Exercise description - Copy each line of the records that holds the string "Jestliže".

Extracted records -
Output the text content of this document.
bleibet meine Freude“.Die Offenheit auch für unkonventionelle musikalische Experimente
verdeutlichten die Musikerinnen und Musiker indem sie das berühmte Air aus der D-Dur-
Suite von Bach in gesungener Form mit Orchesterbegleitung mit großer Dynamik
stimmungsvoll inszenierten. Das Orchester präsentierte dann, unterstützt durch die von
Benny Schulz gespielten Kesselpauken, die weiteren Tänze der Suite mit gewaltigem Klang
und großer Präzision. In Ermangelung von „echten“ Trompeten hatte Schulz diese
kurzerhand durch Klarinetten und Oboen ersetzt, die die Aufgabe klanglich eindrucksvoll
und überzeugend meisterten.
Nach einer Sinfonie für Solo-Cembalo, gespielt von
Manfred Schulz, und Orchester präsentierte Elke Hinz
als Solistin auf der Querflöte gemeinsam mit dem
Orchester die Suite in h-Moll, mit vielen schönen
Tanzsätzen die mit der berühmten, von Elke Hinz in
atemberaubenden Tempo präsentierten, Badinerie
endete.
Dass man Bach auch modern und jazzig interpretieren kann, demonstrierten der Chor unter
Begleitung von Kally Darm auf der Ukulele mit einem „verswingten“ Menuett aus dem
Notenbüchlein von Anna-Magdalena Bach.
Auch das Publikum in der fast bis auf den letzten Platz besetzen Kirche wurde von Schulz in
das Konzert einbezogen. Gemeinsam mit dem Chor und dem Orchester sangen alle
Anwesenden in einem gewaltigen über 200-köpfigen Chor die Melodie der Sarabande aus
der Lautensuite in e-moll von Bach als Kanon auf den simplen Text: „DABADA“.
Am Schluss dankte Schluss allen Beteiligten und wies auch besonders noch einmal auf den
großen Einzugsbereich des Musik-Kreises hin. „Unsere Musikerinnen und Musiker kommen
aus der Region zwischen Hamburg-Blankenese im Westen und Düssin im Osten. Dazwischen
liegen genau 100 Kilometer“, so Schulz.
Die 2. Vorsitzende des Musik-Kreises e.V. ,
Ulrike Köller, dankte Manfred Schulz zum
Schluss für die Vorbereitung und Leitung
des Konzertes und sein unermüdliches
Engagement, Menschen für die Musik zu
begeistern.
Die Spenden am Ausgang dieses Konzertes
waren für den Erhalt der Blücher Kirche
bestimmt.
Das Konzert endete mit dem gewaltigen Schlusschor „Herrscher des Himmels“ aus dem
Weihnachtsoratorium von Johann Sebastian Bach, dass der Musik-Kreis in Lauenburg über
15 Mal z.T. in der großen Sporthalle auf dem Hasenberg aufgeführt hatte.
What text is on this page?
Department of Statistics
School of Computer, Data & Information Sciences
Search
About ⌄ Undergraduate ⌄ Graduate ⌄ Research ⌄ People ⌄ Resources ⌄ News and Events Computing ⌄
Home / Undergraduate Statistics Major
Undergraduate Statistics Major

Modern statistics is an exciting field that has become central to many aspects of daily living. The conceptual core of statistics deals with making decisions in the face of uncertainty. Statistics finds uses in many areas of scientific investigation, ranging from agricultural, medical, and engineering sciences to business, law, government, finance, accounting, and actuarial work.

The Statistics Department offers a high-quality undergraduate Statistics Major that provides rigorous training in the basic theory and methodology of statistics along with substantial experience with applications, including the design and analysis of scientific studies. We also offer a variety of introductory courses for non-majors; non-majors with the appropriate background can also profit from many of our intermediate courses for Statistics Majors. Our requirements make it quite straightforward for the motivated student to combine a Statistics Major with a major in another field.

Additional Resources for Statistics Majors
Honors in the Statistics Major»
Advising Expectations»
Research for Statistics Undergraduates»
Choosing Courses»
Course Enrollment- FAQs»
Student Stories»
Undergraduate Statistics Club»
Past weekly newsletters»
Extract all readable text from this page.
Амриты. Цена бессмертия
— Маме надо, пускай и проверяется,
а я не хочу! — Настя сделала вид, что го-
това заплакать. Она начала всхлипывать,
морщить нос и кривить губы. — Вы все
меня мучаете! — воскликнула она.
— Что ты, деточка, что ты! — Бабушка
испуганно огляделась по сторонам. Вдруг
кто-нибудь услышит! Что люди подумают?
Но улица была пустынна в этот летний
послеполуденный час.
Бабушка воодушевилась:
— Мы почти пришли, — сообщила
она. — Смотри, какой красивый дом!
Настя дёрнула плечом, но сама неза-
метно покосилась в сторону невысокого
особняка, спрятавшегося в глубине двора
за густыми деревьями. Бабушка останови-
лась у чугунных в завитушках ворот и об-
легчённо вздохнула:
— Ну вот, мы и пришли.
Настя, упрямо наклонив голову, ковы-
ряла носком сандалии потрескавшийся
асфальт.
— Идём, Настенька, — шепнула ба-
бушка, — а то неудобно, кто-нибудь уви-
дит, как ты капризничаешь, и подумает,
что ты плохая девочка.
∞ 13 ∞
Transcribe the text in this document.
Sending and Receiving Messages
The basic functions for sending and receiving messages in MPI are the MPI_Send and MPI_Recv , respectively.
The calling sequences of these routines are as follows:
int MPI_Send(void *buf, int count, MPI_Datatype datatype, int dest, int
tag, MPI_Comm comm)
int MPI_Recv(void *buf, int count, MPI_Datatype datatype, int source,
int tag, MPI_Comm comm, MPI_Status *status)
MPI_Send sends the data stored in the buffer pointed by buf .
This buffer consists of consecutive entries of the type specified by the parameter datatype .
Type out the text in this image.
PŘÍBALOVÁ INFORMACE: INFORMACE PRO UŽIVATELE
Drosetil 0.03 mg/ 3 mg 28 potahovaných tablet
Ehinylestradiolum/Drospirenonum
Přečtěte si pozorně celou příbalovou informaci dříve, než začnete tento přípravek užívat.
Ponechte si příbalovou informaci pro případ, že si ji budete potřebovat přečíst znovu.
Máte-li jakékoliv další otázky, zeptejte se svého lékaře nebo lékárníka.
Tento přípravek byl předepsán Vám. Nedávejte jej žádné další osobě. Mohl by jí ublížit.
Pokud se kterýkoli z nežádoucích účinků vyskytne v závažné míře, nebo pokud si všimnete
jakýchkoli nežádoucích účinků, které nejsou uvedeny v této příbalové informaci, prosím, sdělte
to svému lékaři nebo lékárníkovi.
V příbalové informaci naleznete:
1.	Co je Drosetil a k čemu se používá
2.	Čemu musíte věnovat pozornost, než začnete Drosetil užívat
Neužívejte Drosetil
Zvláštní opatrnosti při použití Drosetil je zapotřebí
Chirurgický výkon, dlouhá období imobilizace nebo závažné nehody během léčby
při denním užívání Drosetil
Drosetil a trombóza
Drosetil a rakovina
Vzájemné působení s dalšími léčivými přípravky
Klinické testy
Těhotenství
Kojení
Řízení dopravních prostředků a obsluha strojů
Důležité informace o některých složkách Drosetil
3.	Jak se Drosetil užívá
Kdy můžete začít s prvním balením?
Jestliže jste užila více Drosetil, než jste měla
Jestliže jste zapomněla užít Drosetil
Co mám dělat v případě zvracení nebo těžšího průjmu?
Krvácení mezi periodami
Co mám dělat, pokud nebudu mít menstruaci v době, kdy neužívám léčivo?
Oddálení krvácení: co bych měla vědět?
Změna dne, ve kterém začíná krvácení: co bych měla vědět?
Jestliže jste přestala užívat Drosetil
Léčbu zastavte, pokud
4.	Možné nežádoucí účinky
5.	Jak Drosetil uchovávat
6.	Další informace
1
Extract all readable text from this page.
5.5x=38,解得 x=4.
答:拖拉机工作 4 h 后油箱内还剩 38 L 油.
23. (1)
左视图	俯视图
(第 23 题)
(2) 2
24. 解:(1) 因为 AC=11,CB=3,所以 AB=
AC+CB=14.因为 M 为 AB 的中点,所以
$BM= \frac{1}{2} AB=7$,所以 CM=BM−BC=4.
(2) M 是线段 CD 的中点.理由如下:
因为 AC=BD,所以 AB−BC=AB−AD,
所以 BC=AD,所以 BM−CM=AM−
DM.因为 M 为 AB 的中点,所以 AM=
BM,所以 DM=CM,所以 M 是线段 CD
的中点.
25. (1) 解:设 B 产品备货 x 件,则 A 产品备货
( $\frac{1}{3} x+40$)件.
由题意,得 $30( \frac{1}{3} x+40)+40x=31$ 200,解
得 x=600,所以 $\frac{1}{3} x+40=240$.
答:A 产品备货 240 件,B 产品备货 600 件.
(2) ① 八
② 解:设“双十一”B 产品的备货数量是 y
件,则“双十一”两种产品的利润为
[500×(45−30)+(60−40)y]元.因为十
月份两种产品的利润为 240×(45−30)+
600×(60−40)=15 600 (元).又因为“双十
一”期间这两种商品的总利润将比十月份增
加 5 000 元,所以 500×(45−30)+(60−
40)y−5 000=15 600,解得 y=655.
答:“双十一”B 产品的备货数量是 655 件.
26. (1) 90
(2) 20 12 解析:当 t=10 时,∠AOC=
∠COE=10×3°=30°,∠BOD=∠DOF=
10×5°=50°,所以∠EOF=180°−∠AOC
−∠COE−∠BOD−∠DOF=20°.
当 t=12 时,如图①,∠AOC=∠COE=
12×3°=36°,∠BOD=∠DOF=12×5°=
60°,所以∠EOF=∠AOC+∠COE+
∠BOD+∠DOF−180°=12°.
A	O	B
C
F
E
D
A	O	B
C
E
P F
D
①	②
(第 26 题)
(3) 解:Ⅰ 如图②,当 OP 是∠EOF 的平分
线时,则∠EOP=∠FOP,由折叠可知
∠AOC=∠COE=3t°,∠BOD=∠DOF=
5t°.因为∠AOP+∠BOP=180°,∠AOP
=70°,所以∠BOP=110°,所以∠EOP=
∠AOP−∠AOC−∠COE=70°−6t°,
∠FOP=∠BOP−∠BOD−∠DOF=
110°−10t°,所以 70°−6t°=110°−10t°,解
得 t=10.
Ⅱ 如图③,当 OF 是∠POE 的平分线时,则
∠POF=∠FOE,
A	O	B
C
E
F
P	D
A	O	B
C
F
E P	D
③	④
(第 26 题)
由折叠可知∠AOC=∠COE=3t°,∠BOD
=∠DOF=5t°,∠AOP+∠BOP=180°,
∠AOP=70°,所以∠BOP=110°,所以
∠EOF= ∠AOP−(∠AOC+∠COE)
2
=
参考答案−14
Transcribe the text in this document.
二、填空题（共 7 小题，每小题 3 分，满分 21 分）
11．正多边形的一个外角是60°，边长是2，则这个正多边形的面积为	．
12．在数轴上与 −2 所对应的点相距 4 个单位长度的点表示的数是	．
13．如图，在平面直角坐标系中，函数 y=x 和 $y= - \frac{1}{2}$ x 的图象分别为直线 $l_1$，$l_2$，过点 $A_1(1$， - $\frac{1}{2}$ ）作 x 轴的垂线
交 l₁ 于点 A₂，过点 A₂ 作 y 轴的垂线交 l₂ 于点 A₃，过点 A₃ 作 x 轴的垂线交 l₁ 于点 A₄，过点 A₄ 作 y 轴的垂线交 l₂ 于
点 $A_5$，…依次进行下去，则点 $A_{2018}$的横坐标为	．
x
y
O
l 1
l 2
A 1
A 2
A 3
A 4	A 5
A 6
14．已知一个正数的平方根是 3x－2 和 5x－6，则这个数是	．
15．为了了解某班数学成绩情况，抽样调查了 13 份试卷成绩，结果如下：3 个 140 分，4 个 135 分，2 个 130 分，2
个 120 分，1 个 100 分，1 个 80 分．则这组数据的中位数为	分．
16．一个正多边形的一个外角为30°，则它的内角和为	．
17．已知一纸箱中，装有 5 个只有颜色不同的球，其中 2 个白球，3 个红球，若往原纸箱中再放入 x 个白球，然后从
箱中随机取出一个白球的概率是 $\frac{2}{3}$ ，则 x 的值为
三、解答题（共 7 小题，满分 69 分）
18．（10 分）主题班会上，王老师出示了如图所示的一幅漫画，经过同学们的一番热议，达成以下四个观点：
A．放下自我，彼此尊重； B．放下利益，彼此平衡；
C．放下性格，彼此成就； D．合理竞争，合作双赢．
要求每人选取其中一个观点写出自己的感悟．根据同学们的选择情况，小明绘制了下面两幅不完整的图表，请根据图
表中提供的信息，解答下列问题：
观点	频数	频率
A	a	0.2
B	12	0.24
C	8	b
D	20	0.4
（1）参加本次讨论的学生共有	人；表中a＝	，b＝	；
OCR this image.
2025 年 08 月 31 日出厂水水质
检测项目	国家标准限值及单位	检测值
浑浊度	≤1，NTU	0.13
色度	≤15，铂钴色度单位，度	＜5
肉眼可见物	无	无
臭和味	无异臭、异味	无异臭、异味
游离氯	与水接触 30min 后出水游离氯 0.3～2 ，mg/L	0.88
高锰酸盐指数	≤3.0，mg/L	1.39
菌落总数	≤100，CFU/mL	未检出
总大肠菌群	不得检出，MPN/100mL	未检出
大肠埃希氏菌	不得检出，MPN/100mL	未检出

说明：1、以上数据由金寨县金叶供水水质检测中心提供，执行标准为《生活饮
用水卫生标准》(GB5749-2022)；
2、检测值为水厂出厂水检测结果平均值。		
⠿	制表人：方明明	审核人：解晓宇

Result -
Jestliže jste užila více Drosetil, než jste měla
Jestliže jste zapomněla užít Drosetil
Jestliže jste přestala užívat Drosetil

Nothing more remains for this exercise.